Data provided:
------------------------
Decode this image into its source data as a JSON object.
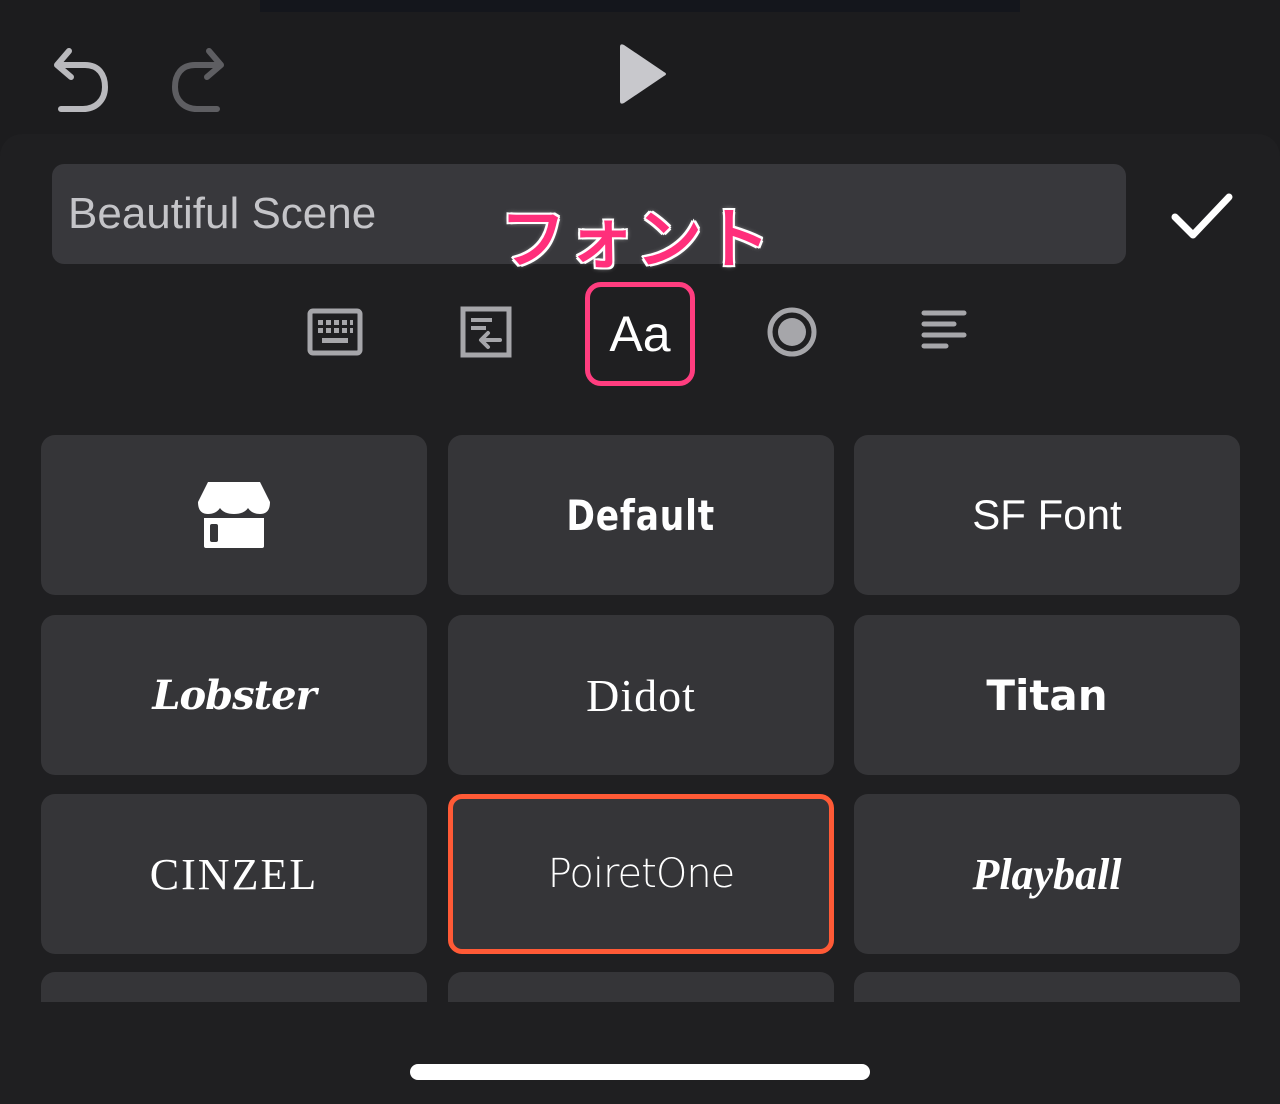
{
  "toolbar": {
    "undo_icon": "undo-arrow-icon",
    "redo_icon": "redo-arrow-icon",
    "play_icon": "play-triangle-icon"
  },
  "editor": {
    "text_value": "Beautiful Scene",
    "confirm_icon": "checkmark-icon"
  },
  "annotation": {
    "label": "フォント",
    "color": "#ff2f7b"
  },
  "tools": {
    "keyboard_icon": "keyboard-icon",
    "import_icon": "text-import-icon",
    "font_label": "Aa",
    "color_icon": "color-circle-icon",
    "align_icon": "align-left-icon",
    "active_color": "#ff3d7f"
  },
  "fonts": {
    "store_icon": "font-store-icon",
    "items": [
      {
        "label": "Default"
      },
      {
        "label": "SF Font"
      },
      {
        "label": "Lobster"
      },
      {
        "label": "Didot"
      },
      {
        "label": "Titan"
      },
      {
        "label": "CINZEL"
      },
      {
        "label": "PoiretOne"
      },
      {
        "label": "Playball"
      }
    ],
    "selected": "PoiretOne",
    "selected_color": "#ff5a36"
  }
}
------------------------
Written exercise:
Make an exact reproduction of the listing above, without any pictures.

Task solution:
Decode this image into its source data as a JSON object.
{
  "toolbar": {
    "undo_icon": "undo-arrow-icon",
    "redo_icon": "redo-arrow-icon",
    "play_icon": "play-triangle-icon"
  },
  "editor": {
    "text_value": "Beautiful Scene",
    "confirm_icon": "checkmark-icon"
  },
  "annotation": {
    "label": "フォント",
    "color": "#ff2f7b"
  },
  "tools": {
    "keyboard_icon": "keyboard-icon",
    "import_icon": "text-import-icon",
    "font_label": "Aa",
    "color_icon": "color-circle-icon",
    "align_icon": "align-left-icon",
    "active_color": "#ff3d7f"
  },
  "fonts": {
    "store_icon": "font-store-icon",
    "items": [
      {
        "label": "Default"
      },
      {
        "label": "SF Font"
      },
      {
        "label": "Lobster"
      },
      {
        "label": "Didot"
      },
      {
        "label": "Titan"
      },
      {
        "label": "CINZEL"
      },
      {
        "label": "PoiretOne"
      },
      {
        "label": "Playball"
      }
    ],
    "selected": "PoiretOne",
    "selected_color": "#ff5a36"
  }
}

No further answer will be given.